- [EXERCISE INSTRUCTIONS]:
Find the lines below that contain the string "down". Copy each one.

****************************************

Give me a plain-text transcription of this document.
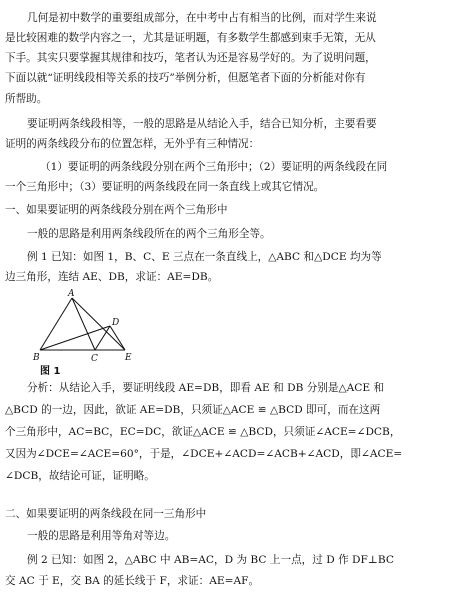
几何是初中数学的重要组成部分，在中考中占有相当的比例，而对学生来说
是比较困难的数学内容之一，尤其是证明题，有多数学生都感到束手无策，无从
下手。其实只要掌握其规律和技巧，笔者认为还是容易学好的。为了说明问题，
下面以就“证明线段相等关系的技巧”举例分析，但愿笔者下面的分析能对你有
所帮助。
要证明两条线段相等，一般的思路是从结论入手，结合已知分析，主要看要
证明的两条线段分布的位置怎样，无外乎有三种情况：
（1）要证明的两条线段分别在两个三角形中；（2）要证明的两条线段在同
一个三角形中；（3）要证明的两条线段在同一条直线上或其它情况。
一、如果要证明的两条线段分别在两个三角形中
一般的思路是利用两条线段所在的两个三角形全等。
例 1 已知：如图 1，B、C、E 三点在一条直线上，△ABC 和△DCE 均为等
边三角形，连结 AE、DB，求证：AE=DB。
A
B	C
D
E
图 1
分析：从结论入手，要证明线段 AE=DB，即看 AE 和 DB 分别是△ACE 和
△BCD 的一边，因此，欲证 AE=DB，只须证△ACE ≌ △BCD 即可，而在这两
个三角形中，AC=BC，EC=DC，欲证△ACE ≌ △BCD，只须证∠ACE=∠DCB，
又因为∠DCE=∠ACE=60°，于是，∠DCE+∠ACD=∠ACB+∠ACD，即∠ACE=
∠DCB，故结论可证，证明略。
二、如果要证明的两条线段在同一三角形中
一般的思路是利用等角对等边。
例 2 已知：如图 2，△ABC 中 AB=AC，D 为 BC 上一点，过 D 作 DF⊥BC
交 AC 于 E，交 BA 的延长线于 F，求证：AE=AF。
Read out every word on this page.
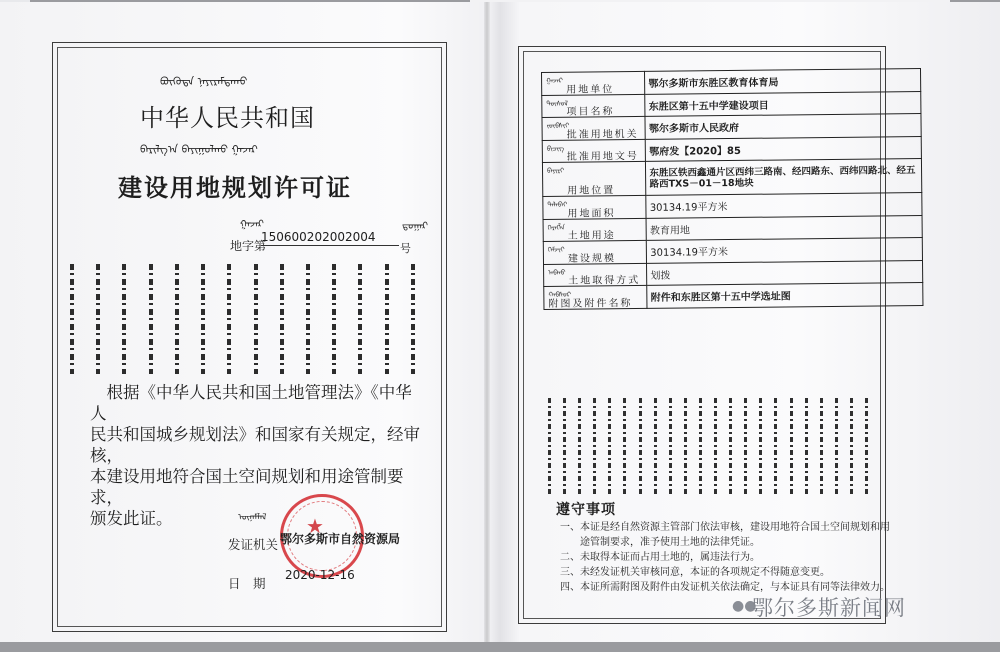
ᠪᠦᠭᠦᠳᠡ ᠨᠠᠶᠢᠷᠠᠮᠳᠠᠬᠤ
中华人民共和国
ᠪᠠᠷᠢᠯᠭ᠎ᠠ ᠪᠠᠶᠢᠭᠤᠯᠬᠤ ᠭᠠᠵᠠᠷ
建设用地规划许可证
ᠭᠠᠵᠠᠷ	ᠳ᠋ᠤᠭᠠᠷ
地字第
150600202002004
号

根据《中华人民共和国土地管理法》《中华人

民共和国城乡规划法》和国家有关规定，经审核，

本建设用地符合国土空间规划和用途管制要求，

颁发此证。	ᠦᠨᠡᠮᠯᠡᠯ ★
发证机关 鄂尔多斯市自然资源局
日　期
2020-12-16
ᠭᠠᠵᠠᠷ
用地单位	鄂尔多斯市东胜区教育体育局

ᠲᠥᠰᠥᠯ
项目名称	东胜区第十五中学建设项目

ᠵᠥᠪᠰᠢᠶ
批准用地机关	鄂尔多斯市人民政府

ᠪᠢᠴᠢᠭ
批准用地文号	鄂府发【2020】85

ᠪᠠᠶᠢᠷᠢ
用地位置	东胜区铁西鑫通片区西纬三路南、经四路东、西纬四路北、经五路西TXS－01－18地块

ᠲᠠᠯᠠᠪᠠᠢ
用地面积	30134.19平方米

ᠬᠡᠷᠡᠭᠯᠡ
土地用途	教育用地

ᠬᠡᠮᠵᠢᠶ
建设规模	30134.19平方米

ᠠᠪᠬᠤ
土地取得方式	划拨

ᠬᠠᠪᠰᠤᠷ
附图及附件名称	附件和东胜区第十五中学选址图
遵守事项
一、本证是经自然资源主管部门依法审核，建设用地符合国土空间规划和用
　　途管制要求，准予使用土地的法律凭证。
二、未取得本证而占用土地的，属违法行为。
三、未经发证机关审核同意，本证的各项规定不得随意变更。
四、本证所需附图及附件由发证机关依法确定，与本证具有同等法律效力。
●●
鄂尔多斯新闻网
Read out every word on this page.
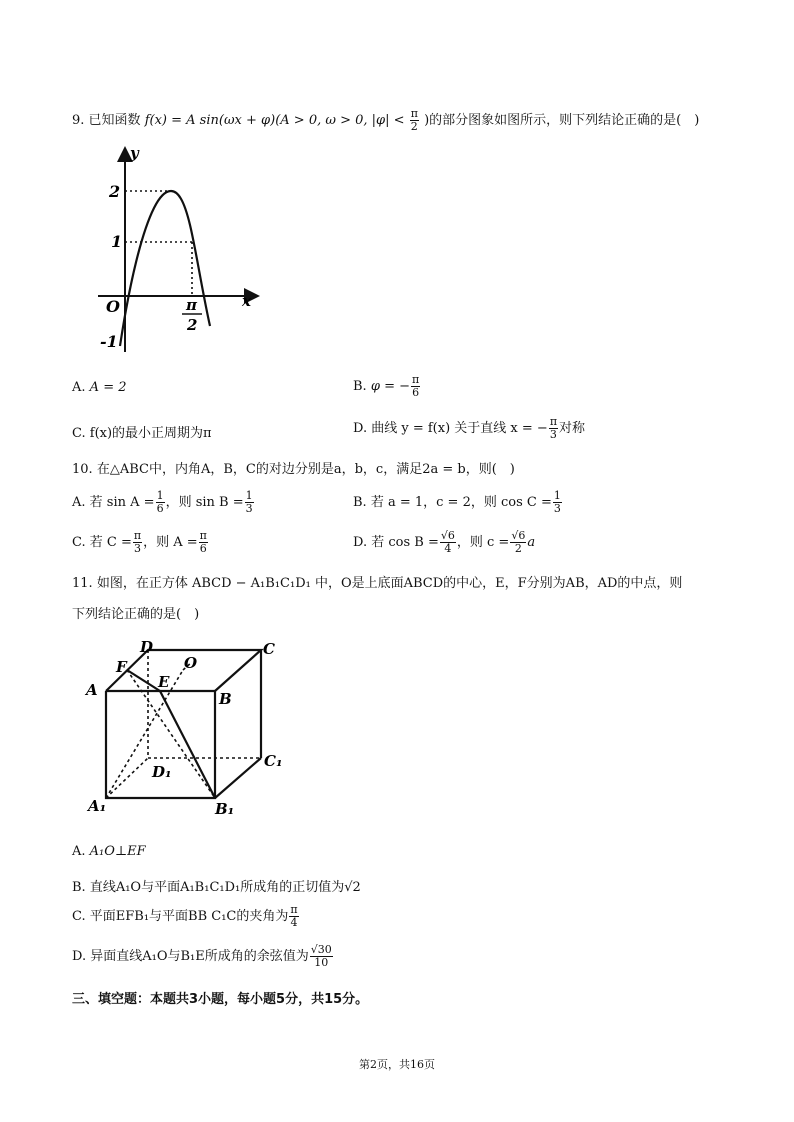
9. 已知函数 f(x) = A sin(ωx + φ)(A > 0, ω > 0, $|\varphi| < \frac{\pi}{2}$ )的部分图象如图所示，则下列结论正确的是(　)
y
x
O
2
1
-1
π
2
A. A = 2	B. φ = − $\frac{\pi}{6}$
C. f(x)的最小正周期为π	D. 曲线 y = f(x) 关于直线 x = − $\frac{\pi}{3}$ 对称
10. 在△ABC中，内角A，B，C的对边分别是a，b，c，满足2a = b，则(　)
A. 若 $\sin A = \frac{1}{6}$ ，则 $\sin B = \frac{1}{3}$	B. 若 a = 1，c = 2，则 $\cos C = \frac{1}{3}$
C. 若 $C = \frac{\pi}{3}$ ，则 $A = \frac{\pi}{6}$	D. 若 $\cos B = \frac{√6}{4}$ ，则 $c = \frac{√6}{2}$ a
11. 如图，在正方体 ABCD − A₁B₁C₁D₁ 中，O是上底面ABCD的中心，E，F分别为AB，AD的中点，则
下列结论正确的是(　)
A	B
C
D
E
F	O
A₁	B₁
C₁
D₁
A. A₁O⊥EF
B. 直线A₁O与平面A₁B₁C₁D₁所成角的正切值为√2
C. 平面EFB₁与平面BB C₁C的夹角为 $\frac{\pi}{4}$
D. 异面直线A₁O与B₁E所成角的余弦值为 $\frac{√30}{10}$
三、填空题：本题共3小题，每小题5分，共15分。
第2页，共16页
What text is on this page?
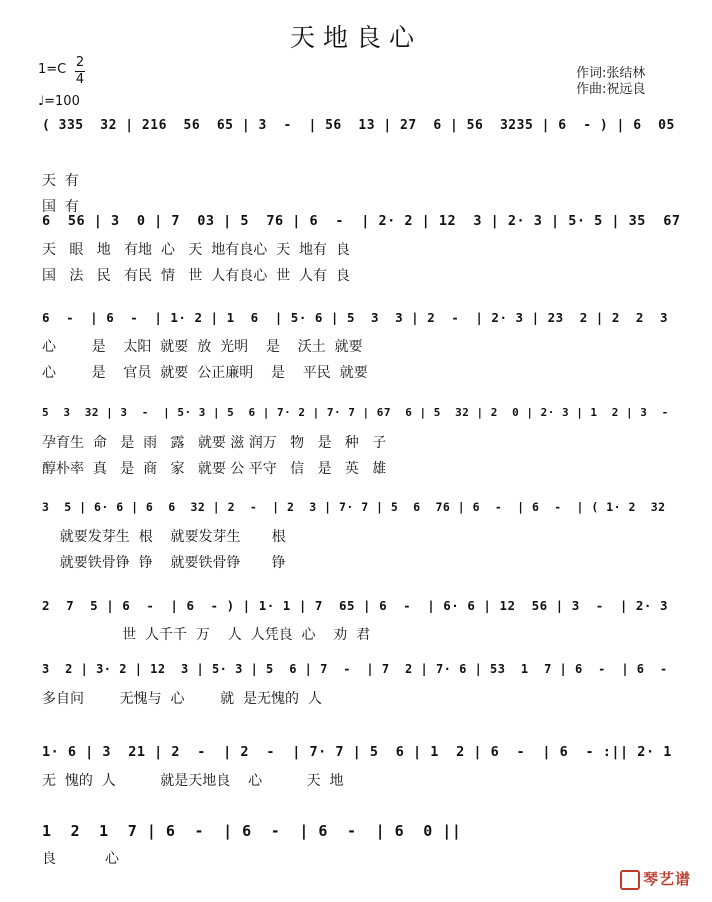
天地良心
1=C 2
4
♩=100
作词:张结林
作曲:祝远良
( 335  32 | 216  56  65 | 3  -  | 56  13 | 27  6 | 56  3235 | 6  - ) | 6  05
天  有
国  有
6  56 | 3  0 | 7  03 | 5  76 | 6  -  | 2· 2 | 12  3 | 2· 3 | 5· 5 | 35  67
天   眼   地   有地  心   天  地有良心  天  地有  良
国   法   民   有民  情   世  人有良心  世  人有  良
6  -  | 6  -  | 1· 2 | 1  6  | 5· 6 | 5  3  3 | 2  -  | 2· 3 | 23  2 | 2  2  3
心        是    太阳  就要  放  光明    是    沃土  就要
心        是    官员  就要  公正廉明    是    平民  就要
5  3  32 | 3  -  | 5· 3 | 5  6 | 7· 2 | 7· 7 | 67  6 | 5  32 | 2  0 | 2· 3 | 1  2 | 3  -
孕育生  命   是  雨   露   就要 滋 润万   物   是   种   子
醇朴率  真   是  商   家   就要 公 平守   信   是   英   雄
3  5 | 6· 6 | 6  6  32 | 2  -  | 2  3 | 7· 7 | 5  6  76 | 6  -  | 6  -  | ( 1· 2  32
就要发芽生  根    就要发芽生       根
就要铁骨铮  铮    就要铁骨铮       铮
2  7  5 | 6  -  | 6  - ) | 1· 1 | 7  65 | 6  -  | 6· 6 | 12  56 | 3  -  | 2· 3
世  人千千  万    人  人凭良  心    劝  君
3  2 | 3· 2 | 12  3 | 5· 3 | 5  6 | 7  -  | 7  2 | 7· 6 | 53  1  7 | 6  -  | 6  -
多自问        无愧与  心        就  是无愧的  人
1· 6 | 3  21 | 2  -  | 2  -  | 7· 7 | 5  6 | 1  2 | 6  -  | 6  - :|| 2· 1
无  愧的  人          就是天地良    心          天  地
1  2  1  7 | 6  -  | 6  -  | 6  -  | 6  0 ||
良           心
琴艺谱
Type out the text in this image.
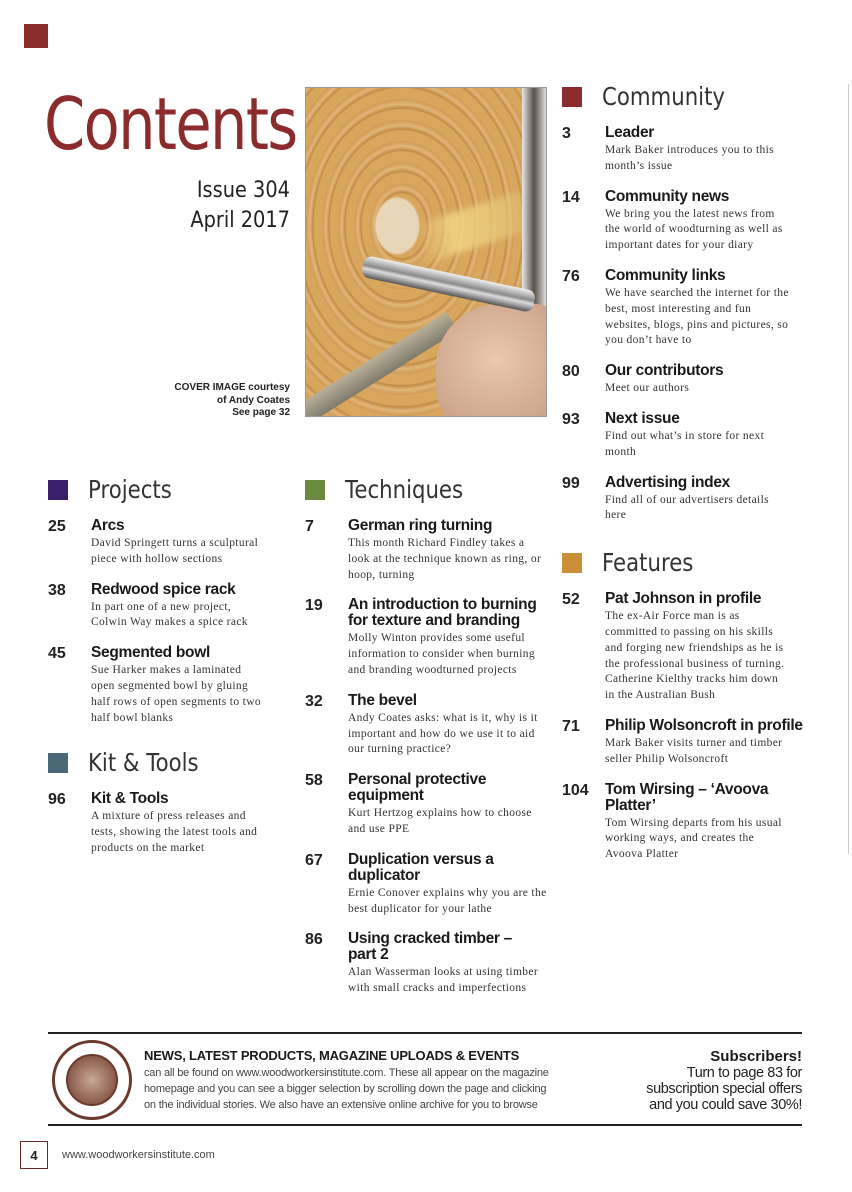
Contents
Issue 304
April 2017
COVER IMAGE courtesy
of Andy Coates
See page 32
Community
3	Leader
Mark Baker introduces you to this month’s issue
14	Community news
We bring you the latest news from the world of woodturning as well as important dates for your diary
76	Community links
We have searched the internet for the best, most interesting and fun websites, blogs, pins and pictures, so you don’t have to
80	Our contributors
Meet our authors
93	Next issue
Find out what’s in store for next month
99	Advertising index
Find all of our advertisers details here
Features
52	Pat Johnson in profile
The ex-Air Force man is as committed to passing on his skills and forging new friendships as he is the professional business of turning. Catherine Kielthy tracks him down in the Australian Bush
71	Philip Wolsoncroft in profile
Mark Baker visits turner and timber seller Philip Wolsoncroft
104	Tom Wirsing – ‘Avoova Platter’
Tom Wirsing departs from his usual working ways, and creates the Avoova Platter
Projects
25	Arcs
David Springett turns a sculptural piece with hollow sections
38	Redwood spice rack
In part one of a new project, Colwin Way makes a spice rack
45	Segmented bowl
Sue Harker makes a laminated open segmented bowl by gluing half rows of open segments to two half bowl blanks
Kit & Tools
96	Kit & Tools
A mixture of press releases and tests, showing the latest tools and products on the market
Techniques
7	German ring turning
This month Richard Findley takes a look at the technique known as ring, or hoop, turning
19	An introduction to burning for texture and branding
Molly Winton provides some useful information to consider when burning and branding woodturned projects
32	The bevel
Andy Coates asks: what is it, why is it important and how do we use it to aid our turning practice?
58	Personal protective equipment
Kurt Hertzog explains how to choose and use PPE
67	Duplication versus a duplicator
Ernie Conover explains why you are the best duplicator for your lathe
86	Using cracked timber – part 2
Alan Wasserman looks at using timber with small cracks and imperfections
NEWS, LATEST PRODUCTS, MAGAZINE UPLOADS & EVENTS
can all be found on www.woodworkersinstitute.com. These all appear on the magazine homepage and you can see a bigger selection by scrolling down the page and clicking on the individual stories. We also have an extensive online archive for you to browse
Subscribers!
Turn to page 83 for
subscription special offers
and you could save 30%!
4	www.woodworkersinstitute.com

****************************************

- [TASK SOLUTION]:
The ex-Air Force man is as committed to passing on his skills and forging new friendships as he is the professional business of turning. Catherine Kielthy tracks him down in the Australian Bush
can all be found on www.woodworkersinstitute.com. These all appear on the magazine homepage and you can see a bigger selection by scrolling down the page and clicking on the individual stories. We also have an extensive online archive for you to browse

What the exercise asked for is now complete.